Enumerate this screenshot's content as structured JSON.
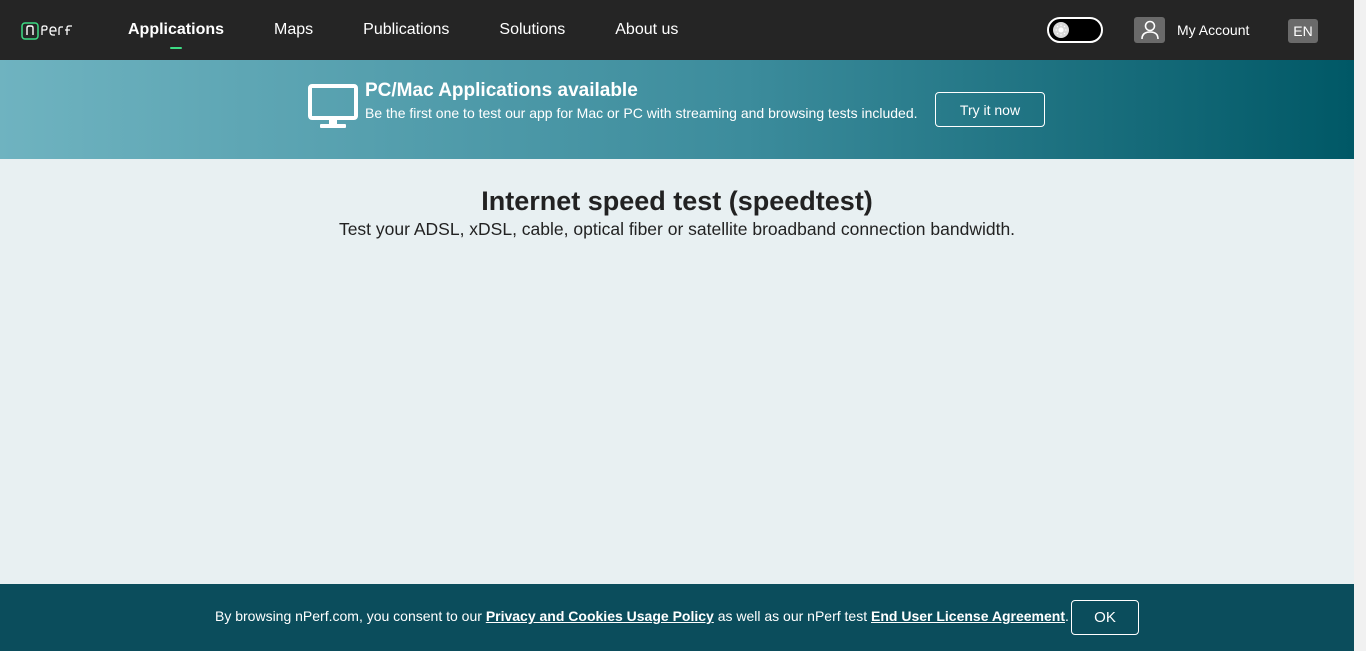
{
  "header": {
    "logo_icon": "nperf-logo",
    "nav": [
      {
        "label": "Applications",
        "active": true
      },
      {
        "label": "Maps"
      },
      {
        "label": "Publications"
      },
      {
        "label": "Solutions"
      },
      {
        "label": "About us"
      }
    ],
    "theme_toggle_icon": "sun-icon",
    "account_label": "My Account",
    "account_icon": "user-icon",
    "language": "EN"
  },
  "banner": {
    "icon": "monitor-icon",
    "title": "PC/Mac Applications available",
    "subtitle": "Be the first one to test our app for Mac or PC with streaming and browsing tests included.",
    "button_label": "Try it now"
  },
  "main": {
    "title": "Internet speed test (speedtest)",
    "subtitle": "Test your ADSL, xDSL, cable, optical fiber or satellite broadband connection bandwidth."
  },
  "cookie": {
    "text_1": "By browsing nPerf.com, you consent to our ",
    "link_1": "Privacy and Cookies Usage Policy",
    "text_2": " as well as our nPerf test ",
    "link_2": "End User License Agreement",
    "text_3": ".",
    "button_label": "OK"
  },
  "colors": {
    "header_bg": "#252525",
    "accent": "#3ddc84",
    "banner_end": "#005866",
    "cookie_bg": "#0b4d5c",
    "page_bg": "#e8f0f2"
  }
}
★ ★ ★ ★ ★
WRITTEN EXERCISE> Check each line of the entries for the string "browsing". Copy the lines that have it.

RESULT>
    "subtitle": "Be the first one to test our app for Mac or PC with streaming and browsing tests included.",
    "text_1": "By browsing nPerf.com, you consent to our ",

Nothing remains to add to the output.